## WHAT YOU SHOULD DO
Transcribe every line of the listing below without any deviation.

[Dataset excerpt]
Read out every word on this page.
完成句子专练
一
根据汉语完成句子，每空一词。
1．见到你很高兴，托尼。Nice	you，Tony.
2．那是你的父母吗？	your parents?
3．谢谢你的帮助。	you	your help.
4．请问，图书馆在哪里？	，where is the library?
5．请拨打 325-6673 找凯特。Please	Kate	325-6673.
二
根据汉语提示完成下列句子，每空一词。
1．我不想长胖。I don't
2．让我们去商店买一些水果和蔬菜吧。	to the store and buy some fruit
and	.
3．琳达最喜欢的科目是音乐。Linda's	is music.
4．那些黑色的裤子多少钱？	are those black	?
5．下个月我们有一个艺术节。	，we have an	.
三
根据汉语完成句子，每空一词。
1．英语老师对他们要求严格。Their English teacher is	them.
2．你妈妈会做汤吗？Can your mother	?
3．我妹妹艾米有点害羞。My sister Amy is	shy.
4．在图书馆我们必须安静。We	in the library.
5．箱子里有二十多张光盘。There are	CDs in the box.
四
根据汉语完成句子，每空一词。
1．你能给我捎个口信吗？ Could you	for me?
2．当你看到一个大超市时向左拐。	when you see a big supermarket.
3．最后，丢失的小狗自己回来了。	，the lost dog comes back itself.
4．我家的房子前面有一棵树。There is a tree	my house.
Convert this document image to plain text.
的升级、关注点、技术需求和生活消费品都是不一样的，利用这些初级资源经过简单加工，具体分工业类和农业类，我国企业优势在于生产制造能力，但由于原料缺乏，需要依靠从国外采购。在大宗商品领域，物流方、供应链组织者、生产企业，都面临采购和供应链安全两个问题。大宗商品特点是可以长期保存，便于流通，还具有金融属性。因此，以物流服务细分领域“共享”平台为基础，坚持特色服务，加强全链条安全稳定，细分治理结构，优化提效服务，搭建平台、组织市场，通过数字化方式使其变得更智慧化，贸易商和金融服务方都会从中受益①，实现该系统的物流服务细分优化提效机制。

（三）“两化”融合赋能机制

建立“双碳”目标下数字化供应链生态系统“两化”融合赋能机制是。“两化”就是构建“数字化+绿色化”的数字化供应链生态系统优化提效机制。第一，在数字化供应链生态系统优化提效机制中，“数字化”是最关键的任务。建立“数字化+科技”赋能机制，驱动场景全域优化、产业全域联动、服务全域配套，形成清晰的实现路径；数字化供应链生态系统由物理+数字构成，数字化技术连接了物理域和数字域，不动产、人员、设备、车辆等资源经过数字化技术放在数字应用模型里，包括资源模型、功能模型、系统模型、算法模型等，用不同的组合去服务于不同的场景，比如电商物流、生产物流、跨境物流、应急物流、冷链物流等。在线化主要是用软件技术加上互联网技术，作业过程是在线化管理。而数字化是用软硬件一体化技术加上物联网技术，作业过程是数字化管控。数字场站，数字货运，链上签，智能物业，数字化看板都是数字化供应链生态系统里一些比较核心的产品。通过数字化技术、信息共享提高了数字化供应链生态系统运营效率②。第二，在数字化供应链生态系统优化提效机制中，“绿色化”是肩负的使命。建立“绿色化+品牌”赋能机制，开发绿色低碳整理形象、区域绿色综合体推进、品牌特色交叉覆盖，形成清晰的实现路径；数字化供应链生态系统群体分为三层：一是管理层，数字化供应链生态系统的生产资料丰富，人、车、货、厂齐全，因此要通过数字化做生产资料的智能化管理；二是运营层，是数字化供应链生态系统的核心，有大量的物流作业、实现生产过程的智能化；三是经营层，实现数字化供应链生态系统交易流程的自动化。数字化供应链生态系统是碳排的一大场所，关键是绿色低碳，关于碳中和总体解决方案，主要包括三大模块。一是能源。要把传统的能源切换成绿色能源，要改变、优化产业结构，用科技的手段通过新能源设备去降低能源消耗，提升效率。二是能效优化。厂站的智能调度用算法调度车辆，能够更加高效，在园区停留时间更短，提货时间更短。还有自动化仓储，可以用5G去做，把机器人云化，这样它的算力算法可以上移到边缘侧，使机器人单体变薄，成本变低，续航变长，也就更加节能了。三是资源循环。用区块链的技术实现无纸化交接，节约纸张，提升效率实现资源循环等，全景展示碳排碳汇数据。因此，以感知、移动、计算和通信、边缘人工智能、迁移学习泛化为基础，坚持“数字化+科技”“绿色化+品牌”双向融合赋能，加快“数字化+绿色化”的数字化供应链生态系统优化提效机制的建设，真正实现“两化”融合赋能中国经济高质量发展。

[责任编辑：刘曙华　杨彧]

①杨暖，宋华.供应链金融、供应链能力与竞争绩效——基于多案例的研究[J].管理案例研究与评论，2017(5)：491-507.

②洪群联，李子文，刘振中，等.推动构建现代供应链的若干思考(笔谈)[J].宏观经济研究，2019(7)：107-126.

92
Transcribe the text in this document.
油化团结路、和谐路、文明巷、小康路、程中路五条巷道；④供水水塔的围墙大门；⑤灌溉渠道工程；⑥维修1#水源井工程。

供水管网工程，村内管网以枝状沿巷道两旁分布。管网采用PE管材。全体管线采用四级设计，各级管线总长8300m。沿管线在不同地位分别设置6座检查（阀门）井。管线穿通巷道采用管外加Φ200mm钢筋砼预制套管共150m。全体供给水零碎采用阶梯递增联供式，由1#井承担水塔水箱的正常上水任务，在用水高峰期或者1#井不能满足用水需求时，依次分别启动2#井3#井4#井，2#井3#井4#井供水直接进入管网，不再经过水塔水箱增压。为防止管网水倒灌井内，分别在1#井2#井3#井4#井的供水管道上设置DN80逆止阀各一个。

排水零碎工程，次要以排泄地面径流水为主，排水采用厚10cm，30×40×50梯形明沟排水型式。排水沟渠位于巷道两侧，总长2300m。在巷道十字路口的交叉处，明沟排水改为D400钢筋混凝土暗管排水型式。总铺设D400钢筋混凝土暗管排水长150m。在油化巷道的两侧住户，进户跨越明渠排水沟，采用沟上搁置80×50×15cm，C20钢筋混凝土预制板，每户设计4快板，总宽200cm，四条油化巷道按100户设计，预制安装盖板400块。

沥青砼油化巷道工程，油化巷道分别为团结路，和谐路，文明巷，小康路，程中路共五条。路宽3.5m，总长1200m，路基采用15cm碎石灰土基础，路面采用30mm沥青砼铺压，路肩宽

## SOLUTION TO THIS EXERCISE
Read out every word on this page.
完成句子专练
一
根据汉语完成句子，每空一词。
1．见到你很高兴，托尼。Nice	you，Tony.
2．那是你的父母吗？	your parents?
3．谢谢你的帮助。	you	your help.
4．请问，图书馆在哪里？	，where is the library?
5．请拨打 325-6673 找凯特。Please	Kate	325-6673.
二
根据汉语提示完成下列句子，每空一词。
1．我不想长胖。I don't
2．让我们去商店买一些水果和蔬菜吧。	to the store and buy some fruit
and	.
3．琳达最喜欢的科目是音乐。Linda's	is music.
4．那些黑色的裤子多少钱？	are those black	?
5．下个月我们有一个艺术节。	，we have an	.
三
根据汉语完成句子，每空一词。
1．英语老师对他们要求严格。Their English teacher is	them.
2．你妈妈会做汤吗？Can your mother	?
3．我妹妹艾米有点害羞。My sister Amy is	shy.
4．在图书馆我们必须安静。We	in the library.
5．箱子里有二十多张光盘。There are	CDs in the box.
四
根据汉语完成句子，每空一词。
1．你能给我捎个口信吗？ Could you	for me?
2．当你看到一个大超市时向左拐。	when you see a big supermarket.
3．最后，丢失的小狗自己回来了。	，the lost dog comes back itself.
4．我家的房子前面有一棵树。There is a tree	my house.
Convert this document image to plain text.
的升级、关注点、技术需求和生活消费品都是不一样的，利用这些初级资源经过简单加工，具体分工业类和农业类，我国企业优势在于生产制造能力，但由于原料缺乏，需要依靠从国外采购。在大宗商品领域，物流方、供应链组织者、生产企业，都面临采购和供应链安全两个问题。大宗商品特点是可以长期保存，便于流通，还具有金融属性。因此，以物流服务细分领域“共享”平台为基础，坚持特色服务，加强全链条安全稳定，细分治理结构，优化提效服务，搭建平台、组织市场，通过数字化方式使其变得更智慧化，贸易商和金融服务方都会从中受益①，实现该系统的物流服务细分优化提效机制。

（三）“两化”融合赋能机制

建立“双碳”目标下数字化供应链生态系统“两化”融合赋能机制是。“两化”就是构建“数字化+绿色化”的数字化供应链生态系统优化提效机制。第一，在数字化供应链生态系统优化提效机制中，“数字化”是最关键的任务。建立“数字化+科技”赋能机制，驱动场景全域优化、产业全域联动、服务全域配套，形成清晰的实现路径；数字化供应链生态系统由物理+数字构成，数字化技术连接了物理域和数字域，不动产、人员、设备、车辆等资源经过数字化技术放在数字应用模型里，包括资源模型、功能模型、系统模型、算法模型等，用不同的组合去服务于不同的场景，比如电商物流、生产物流、跨境物流、应急物流、冷链物流等。在线化主要是用软件技术加上互联网技术，作业过程是在线化管理。而数字化是用软硬件一体化技术加上物联网技术，作业过程是数字化管控。数字场站，数字货运，链上签，智能物业，数字化看板都是数字化供应链生态系统里一些比较核心的产品。通过数字化技术、信息共享提高了数字化供应链生态系统运营效率②。第二，在数字化供应链生态系统优化提效机制中，“绿色化”是肩负的使命。建立“绿色化+品牌”赋能机制，开发绿色低碳整理形象、区域绿色综合体推进、品牌特色交叉覆盖，形成清晰的实现路径；数字化供应链生态系统群体分为三层：一是管理层，数字化供应链生态系统的生产资料丰富，人、车、货、厂齐全，因此要通过数字化做生产资料的智能化管理；二是运营层，是数字化供应链生态系统的核心，有大量的物流作业、实现生产过程的智能化；三是经营层，实现数字化供应链生态系统交易流程的自动化。数字化供应链生态系统是碳排的一大场所，关键是绿色低碳，关于碳中和总体解决方案，主要包括三大模块。一是能源。要把传统的能源切换成绿色能源，要改变、优化产业结构，用科技的手段通过新能源设备去降低能源消耗，提升效率。二是能效优化。厂站的智能调度用算法调度车辆，能够更加高效，在园区停留时间更短，提货时间更短。还有自动化仓储，可以用5G去做，把机器人云化，这样它的算力算法可以上移到边缘侧，使机器人单体变薄，成本变低，续航变长，也就更加节能了。三是资源循环。用区块链的技术实现无纸化交接，节约纸张，提升效率实现资源循环等，全景展示碳排碳汇数据。因此，以感知、移动、计算和通信、边缘人工智能、迁移学习泛化为基础，坚持“数字化+科技”“绿色化+品牌”双向融合赋能，加快“数字化+绿色化”的数字化供应链生态系统优化提效机制的建设，真正实现“两化”融合赋能中国经济高质量发展。

[责任编辑：刘曙华　杨彧]

①杨暖，宋华.供应链金融、供应链能力与竞争绩效——基于多案例的研究[J].管理案例研究与评论，2017(5)：491-507.

②洪群联，李子文，刘振中，等.推动构建现代供应链的若干思考(笔谈)[J].宏观经济研究，2019(7)：107-126.

92
Transcribe the text in this document.
油化团结路、和谐路、文明巷、小康路、程中路五条巷道；④供水水塔的围墙大门；⑤灌溉渠道工程；⑥维修1#水源井工程。

供水管网工程，村内管网以枝状沿巷道两旁分布。管网采用PE管材。全体管线采用四级设计，各级管线总长8300m。沿管线在不同地位分别设置6座检查（阀门）井。管线穿通巷道采用管外加Φ200mm钢筋砼预制套管共150m。全体供给水零碎采用阶梯递增联供式，由1#井承担水塔水箱的正常上水任务，在用水高峰期或者1#井不能满足用水需求时，依次分别启动2#井3#井4#井，2#井3#井4#井供水直接进入管网，不再经过水塔水箱增压。为防止管网水倒灌井内，分别在1#井2#井3#井4#井的供水管道上设置DN80逆止阀各一个。

排水零碎工程，次要以排泄地面径流水为主，排水采用厚10cm，30×40×50梯形明沟排水型式。排水沟渠位于巷道两侧，总长2300m。在巷道十字路口的交叉处，明沟排水改为D400钢筋混凝土暗管排水型式。总铺设D400钢筋混凝土暗管排水长150m。在油化巷道的两侧住户，进户跨越明渠排水沟，采用沟上搁置80×50×15cm，C20钢筋混凝土预制板，每户设计4快板，总宽200cm，四条油化巷道按100户设计，预制安装盖板400块。

沥青砼油化巷道工程，油化巷道分别为团结路，和谐路，文明巷，小康路，程中路共五条。路宽3.5m，总长1200m，路基采用15cm碎石灰土基础，路面采用30mm沥青砼铺压，路肩宽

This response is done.